**REQUIRED TASK**
Copy out all the lines in the records that include the word "گروه".

(Collection entries)

--- Begin ---

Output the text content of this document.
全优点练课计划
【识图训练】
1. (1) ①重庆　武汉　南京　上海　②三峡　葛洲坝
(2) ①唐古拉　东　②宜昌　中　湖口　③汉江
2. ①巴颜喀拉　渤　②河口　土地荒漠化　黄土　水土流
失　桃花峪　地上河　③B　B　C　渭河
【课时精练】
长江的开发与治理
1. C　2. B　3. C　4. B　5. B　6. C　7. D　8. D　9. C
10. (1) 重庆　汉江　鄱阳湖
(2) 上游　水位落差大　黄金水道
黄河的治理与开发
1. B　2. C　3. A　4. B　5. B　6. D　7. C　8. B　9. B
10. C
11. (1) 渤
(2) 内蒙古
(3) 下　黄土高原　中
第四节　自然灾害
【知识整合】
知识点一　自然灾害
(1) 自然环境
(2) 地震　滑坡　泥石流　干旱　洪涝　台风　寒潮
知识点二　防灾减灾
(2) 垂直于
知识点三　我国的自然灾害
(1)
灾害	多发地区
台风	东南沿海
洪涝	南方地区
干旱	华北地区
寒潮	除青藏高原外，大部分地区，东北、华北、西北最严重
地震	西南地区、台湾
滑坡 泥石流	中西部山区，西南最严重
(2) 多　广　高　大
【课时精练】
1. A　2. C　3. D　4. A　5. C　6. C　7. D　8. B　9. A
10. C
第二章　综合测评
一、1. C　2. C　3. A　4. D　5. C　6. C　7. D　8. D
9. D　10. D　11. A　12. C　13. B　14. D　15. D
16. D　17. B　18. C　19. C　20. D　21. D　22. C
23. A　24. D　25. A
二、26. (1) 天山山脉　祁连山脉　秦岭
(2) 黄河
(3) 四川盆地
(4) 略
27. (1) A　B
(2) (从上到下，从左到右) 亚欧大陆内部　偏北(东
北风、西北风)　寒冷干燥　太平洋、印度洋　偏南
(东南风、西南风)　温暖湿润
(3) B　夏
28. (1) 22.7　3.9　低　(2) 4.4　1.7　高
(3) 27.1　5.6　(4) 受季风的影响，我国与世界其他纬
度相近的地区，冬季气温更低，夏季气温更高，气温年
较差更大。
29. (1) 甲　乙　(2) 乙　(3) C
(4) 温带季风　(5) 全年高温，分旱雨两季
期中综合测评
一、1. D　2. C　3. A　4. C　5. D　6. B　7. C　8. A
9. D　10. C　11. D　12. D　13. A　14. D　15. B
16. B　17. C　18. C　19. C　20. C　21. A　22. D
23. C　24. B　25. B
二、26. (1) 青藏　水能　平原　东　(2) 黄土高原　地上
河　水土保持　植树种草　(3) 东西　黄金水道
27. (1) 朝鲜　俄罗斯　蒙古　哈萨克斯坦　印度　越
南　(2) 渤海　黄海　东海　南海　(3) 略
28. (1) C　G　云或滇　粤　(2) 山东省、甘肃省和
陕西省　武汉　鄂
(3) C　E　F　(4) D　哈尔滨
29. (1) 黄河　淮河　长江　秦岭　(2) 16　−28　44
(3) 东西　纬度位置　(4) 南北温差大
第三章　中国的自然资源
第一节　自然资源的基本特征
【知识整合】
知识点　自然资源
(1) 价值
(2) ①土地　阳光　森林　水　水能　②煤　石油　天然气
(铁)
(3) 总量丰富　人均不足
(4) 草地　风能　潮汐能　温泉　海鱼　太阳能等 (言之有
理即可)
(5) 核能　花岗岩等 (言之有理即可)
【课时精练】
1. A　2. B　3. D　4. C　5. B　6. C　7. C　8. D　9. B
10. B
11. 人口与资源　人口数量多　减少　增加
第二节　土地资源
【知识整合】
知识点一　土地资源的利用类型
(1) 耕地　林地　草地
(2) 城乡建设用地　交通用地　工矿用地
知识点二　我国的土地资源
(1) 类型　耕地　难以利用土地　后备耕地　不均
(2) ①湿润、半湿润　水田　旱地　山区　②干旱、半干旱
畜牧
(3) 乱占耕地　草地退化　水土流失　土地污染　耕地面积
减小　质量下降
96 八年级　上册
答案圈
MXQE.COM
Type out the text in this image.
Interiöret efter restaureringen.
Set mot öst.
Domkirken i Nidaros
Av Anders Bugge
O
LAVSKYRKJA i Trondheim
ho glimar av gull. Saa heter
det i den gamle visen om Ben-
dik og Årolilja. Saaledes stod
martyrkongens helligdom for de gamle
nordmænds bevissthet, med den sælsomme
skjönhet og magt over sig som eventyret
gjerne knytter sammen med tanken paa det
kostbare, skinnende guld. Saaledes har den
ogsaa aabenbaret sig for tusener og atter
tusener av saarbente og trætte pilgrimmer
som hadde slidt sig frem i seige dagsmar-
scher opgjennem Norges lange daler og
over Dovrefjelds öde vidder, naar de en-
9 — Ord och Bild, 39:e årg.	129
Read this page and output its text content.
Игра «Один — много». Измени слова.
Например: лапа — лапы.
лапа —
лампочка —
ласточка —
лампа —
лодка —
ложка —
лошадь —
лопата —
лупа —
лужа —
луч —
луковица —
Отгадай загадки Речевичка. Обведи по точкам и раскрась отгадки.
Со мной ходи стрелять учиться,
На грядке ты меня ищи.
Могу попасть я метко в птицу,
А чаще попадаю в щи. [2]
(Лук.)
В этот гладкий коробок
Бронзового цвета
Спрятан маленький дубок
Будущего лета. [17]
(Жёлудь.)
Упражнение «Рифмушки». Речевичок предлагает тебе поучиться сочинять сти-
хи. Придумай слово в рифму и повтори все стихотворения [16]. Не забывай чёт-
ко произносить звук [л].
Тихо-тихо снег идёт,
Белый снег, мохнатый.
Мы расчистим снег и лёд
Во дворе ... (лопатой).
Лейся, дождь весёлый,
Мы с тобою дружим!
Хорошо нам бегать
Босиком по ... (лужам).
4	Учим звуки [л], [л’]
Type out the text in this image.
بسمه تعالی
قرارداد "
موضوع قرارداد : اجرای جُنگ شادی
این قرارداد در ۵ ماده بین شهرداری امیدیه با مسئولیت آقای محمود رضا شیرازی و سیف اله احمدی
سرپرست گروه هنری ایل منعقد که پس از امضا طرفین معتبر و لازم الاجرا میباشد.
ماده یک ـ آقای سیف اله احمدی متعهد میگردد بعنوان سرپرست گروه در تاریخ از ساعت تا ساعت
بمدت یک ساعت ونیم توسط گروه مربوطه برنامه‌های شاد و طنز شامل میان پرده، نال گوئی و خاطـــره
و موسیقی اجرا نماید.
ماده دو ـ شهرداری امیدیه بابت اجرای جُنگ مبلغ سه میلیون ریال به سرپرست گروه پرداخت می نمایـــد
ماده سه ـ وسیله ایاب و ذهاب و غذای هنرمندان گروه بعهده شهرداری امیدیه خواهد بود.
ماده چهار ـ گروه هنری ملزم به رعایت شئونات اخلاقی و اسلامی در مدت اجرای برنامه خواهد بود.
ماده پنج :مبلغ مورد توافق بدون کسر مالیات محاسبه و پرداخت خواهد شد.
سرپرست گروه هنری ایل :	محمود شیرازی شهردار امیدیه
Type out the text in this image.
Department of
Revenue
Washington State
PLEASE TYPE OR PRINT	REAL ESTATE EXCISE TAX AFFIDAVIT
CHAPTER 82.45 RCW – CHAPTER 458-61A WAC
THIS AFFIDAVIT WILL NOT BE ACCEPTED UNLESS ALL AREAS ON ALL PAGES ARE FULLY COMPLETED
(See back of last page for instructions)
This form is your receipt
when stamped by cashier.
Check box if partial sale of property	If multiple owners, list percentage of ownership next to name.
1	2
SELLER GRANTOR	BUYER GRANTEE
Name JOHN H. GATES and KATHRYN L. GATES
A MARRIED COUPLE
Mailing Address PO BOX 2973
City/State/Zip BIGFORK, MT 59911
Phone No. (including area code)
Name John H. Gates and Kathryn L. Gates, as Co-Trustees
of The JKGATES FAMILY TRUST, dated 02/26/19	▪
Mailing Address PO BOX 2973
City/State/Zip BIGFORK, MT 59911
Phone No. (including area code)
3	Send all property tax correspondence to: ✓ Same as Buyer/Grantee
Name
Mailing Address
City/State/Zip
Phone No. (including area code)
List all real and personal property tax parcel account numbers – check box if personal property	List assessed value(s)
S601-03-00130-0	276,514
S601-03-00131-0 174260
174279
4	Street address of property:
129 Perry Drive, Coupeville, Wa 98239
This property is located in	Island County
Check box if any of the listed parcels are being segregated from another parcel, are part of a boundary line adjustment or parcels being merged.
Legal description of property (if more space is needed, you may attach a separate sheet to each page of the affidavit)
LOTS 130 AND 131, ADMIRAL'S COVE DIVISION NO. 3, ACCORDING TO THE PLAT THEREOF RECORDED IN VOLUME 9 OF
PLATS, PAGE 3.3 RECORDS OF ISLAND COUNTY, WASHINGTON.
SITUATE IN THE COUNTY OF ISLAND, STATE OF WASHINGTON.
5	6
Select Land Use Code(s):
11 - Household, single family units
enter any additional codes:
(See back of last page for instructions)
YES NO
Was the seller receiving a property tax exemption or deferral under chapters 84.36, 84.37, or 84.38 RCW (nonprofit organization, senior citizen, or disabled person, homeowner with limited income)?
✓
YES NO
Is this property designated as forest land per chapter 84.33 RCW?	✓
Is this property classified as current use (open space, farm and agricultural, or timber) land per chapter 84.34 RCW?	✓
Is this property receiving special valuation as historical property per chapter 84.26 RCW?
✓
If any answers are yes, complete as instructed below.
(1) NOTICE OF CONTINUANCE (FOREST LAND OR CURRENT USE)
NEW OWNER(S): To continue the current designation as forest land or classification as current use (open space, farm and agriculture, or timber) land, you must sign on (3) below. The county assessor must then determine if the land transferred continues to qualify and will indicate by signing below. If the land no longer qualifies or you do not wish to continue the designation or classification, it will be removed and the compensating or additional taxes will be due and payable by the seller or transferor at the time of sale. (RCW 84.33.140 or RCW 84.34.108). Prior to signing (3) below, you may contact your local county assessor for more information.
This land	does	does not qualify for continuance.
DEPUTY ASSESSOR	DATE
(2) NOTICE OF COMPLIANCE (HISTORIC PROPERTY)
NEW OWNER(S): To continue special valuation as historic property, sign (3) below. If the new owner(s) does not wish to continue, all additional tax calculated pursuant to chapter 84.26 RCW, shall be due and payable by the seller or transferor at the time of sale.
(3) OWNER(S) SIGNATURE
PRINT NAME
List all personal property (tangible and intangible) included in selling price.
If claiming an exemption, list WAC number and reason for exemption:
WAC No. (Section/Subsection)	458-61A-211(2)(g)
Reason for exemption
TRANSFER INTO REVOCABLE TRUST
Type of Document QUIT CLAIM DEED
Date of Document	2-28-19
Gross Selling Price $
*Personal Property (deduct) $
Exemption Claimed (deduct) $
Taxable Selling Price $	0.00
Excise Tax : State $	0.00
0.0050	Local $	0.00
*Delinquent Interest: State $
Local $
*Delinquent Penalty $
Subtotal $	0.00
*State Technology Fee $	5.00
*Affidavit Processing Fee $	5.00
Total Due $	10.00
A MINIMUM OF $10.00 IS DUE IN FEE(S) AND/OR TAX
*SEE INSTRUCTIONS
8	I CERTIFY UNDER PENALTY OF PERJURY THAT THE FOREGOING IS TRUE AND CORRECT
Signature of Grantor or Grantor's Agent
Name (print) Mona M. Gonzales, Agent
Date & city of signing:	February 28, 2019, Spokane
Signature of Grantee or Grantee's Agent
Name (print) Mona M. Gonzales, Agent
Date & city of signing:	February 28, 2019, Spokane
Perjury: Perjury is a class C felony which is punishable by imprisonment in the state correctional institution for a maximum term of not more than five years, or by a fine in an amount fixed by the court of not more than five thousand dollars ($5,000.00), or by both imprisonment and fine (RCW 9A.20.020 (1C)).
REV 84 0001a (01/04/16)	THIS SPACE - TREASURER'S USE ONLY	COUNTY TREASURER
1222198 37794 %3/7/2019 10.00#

--- End ---

**COMPLETE RESPONSE**
سرپرست گروه هنری ایل منعقد که پس از امضا طرفین معتبر و لازم الاجرا میباشد.
ماده یک ـ آقای سیف اله احمدی متعهد میگردد بعنوان سرپرست گروه در تاریخ از ساعت تا ساعت
بمدت یک ساعت ونیم توسط گروه مربوطه برنامه‌های شاد و طنز شامل میان پرده، نال گوئی و خاطـــره
ماده دو ـ شهرداری امیدیه بابت اجرای جُنگ مبلغ سه میلیون ریال به سرپرست گروه پرداخت می نمایـــد
ماده سه ـ وسیله ایاب و ذهاب و غذای هنرمندان گروه بعهده شهرداری امیدیه خواهد بود.
ماده چهار ـ گروه هنری ملزم به رعایت شئونات اخلاقی و اسلامی در مدت اجرای برنامه خواهد بود.
سرپرست گروه هنری ایل :	محمود شیرازی شهردار امیدیه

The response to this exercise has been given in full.